DATA RECORDS:
■ ■ ■

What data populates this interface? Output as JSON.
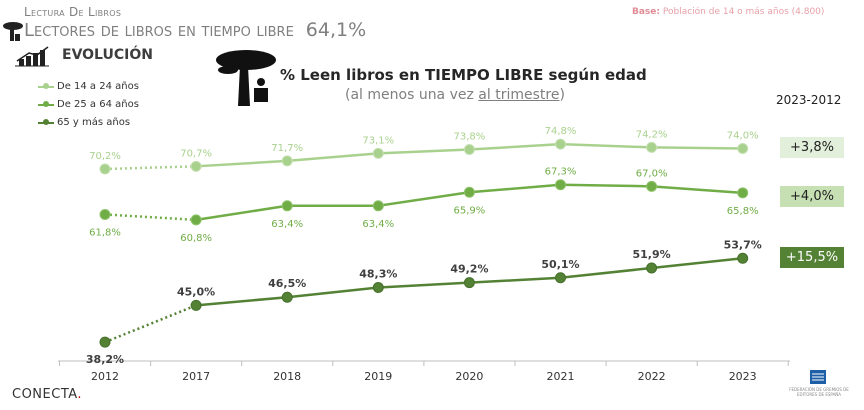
{
  "header": {
    "supertitle": "Lectura De Libros",
    "title": "Lectores de libros en tiempo libre",
    "title_value": "64,1%",
    "base_label": "Base:",
    "base_text": "Población de 14 o más años (4.800)",
    "section": "EVOLUCIÓN"
  },
  "footer": {
    "brand": "CONECTA",
    "brand_dot": ".",
    "publisher_logo_text": "FEDERACIÓN DE GREMIOS DE EDITORES DE ESPAÑA"
  },
  "chart_data": {
    "type": "line",
    "title": "% Leen libros en TIEMPO LIBRE según edad",
    "subtitle_pre": "(al menos una vez ",
    "subtitle_u": "al trimestre",
    "subtitle_post": ")",
    "categories": [
      "2012",
      "2017",
      "2018",
      "2019",
      "2020",
      "2021",
      "2022",
      "2023"
    ],
    "series": [
      {
        "name": "De 14 a 24 años",
        "color": "#a9d18e",
        "values": [
          70.2,
          70.7,
          71.7,
          73.1,
          73.8,
          74.8,
          74.2,
          74.0
        ],
        "labels": [
          "70,2%",
          "70,7%",
          "71,7%",
          "73,1%",
          "73,8%",
          "74,8%",
          "74,2%",
          "74,0%"
        ],
        "change": "+3,8%",
        "change_bg": "#e2efda",
        "change_color": "#222"
      },
      {
        "name": "De 25 a 64 años",
        "color": "#70ad47",
        "values": [
          61.8,
          60.8,
          63.4,
          63.4,
          65.9,
          67.3,
          67.0,
          65.8
        ],
        "labels": [
          "61,8%",
          "60,8%",
          "63,4%",
          "63,4%",
          "65,9%",
          "67,3%",
          "67,0%",
          "65,8%"
        ],
        "change": "+4,0%",
        "change_bg": "#c6e0b4",
        "change_color": "#222"
      },
      {
        "name": "65 y más años",
        "color": "#548235",
        "values": [
          38.2,
          45.0,
          46.5,
          48.3,
          49.2,
          50.1,
          51.9,
          53.7
        ],
        "labels": [
          "38,2%",
          "45,0%",
          "46,5%",
          "48,3%",
          "49,2%",
          "50,1%",
          "51,9%",
          "53,7%"
        ],
        "change": "+15,5%",
        "change_bg": "#548235",
        "change_color": "#fff"
      }
    ],
    "change_header": "2023-2012",
    "grid": false,
    "legend": "top-left"
  }
}
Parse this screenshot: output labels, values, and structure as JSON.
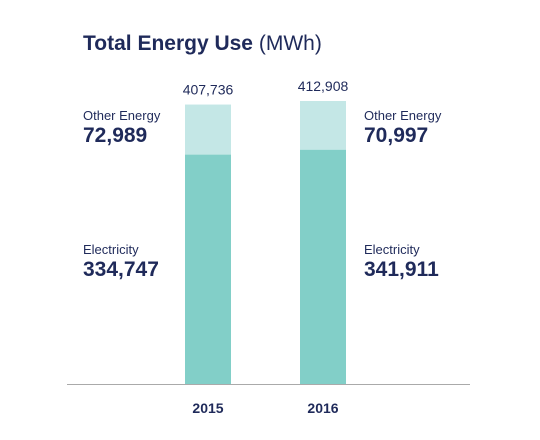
{
  "header": {
    "title": "Total Energy Use",
    "unit": "(MWh)"
  },
  "chart_data": {
    "type": "bar",
    "stacked": true,
    "title": "Total Energy Use (MWh)",
    "categories": [
      "2015",
      "2016"
    ],
    "totals": [
      "407,736",
      "412,908"
    ],
    "series": [
      {
        "name": "Electricity",
        "values": [
          334747,
          341911
        ],
        "labels": [
          "334,747",
          "341,911"
        ],
        "color": "#82cfc8"
      },
      {
        "name": "Other Energy",
        "values": [
          72989,
          70997
        ],
        "labels": [
          "72,989",
          "70,997"
        ],
        "color": "#c4e7e6"
      }
    ],
    "ylim": [
      0,
      412908
    ],
    "grid": false,
    "axis_color": "#aaaaaa"
  }
}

■ ■ ■

DIRECTION:
Write out exactly the lines from the line holding "Parse this screenshot: output" through the last line of the records above, inclusive, and nothing more. Leave out the pictures.

OUTPUT OF THE EXERCISE:
Parse this screenshot: output labels, values, and structure as JSON.
{
  "header": {
    "title": "Total Energy Use",
    "unit": "(MWh)"
  },
  "chart_data": {
    "type": "bar",
    "stacked": true,
    "title": "Total Energy Use (MWh)",
    "categories": [
      "2015",
      "2016"
    ],
    "totals": [
      "407,736",
      "412,908"
    ],
    "series": [
      {
        "name": "Electricity",
        "values": [
          334747,
          341911
        ],
        "labels": [
          "334,747",
          "341,911"
        ],
        "color": "#82cfc8"
      },
      {
        "name": "Other Energy",
        "values": [
          72989,
          70997
        ],
        "labels": [
          "72,989",
          "70,997"
        ],
        "color": "#c4e7e6"
      }
    ],
    "ylim": [
      0,
      412908
    ],
    "grid": false,
    "axis_color": "#aaaaaa"
  }
}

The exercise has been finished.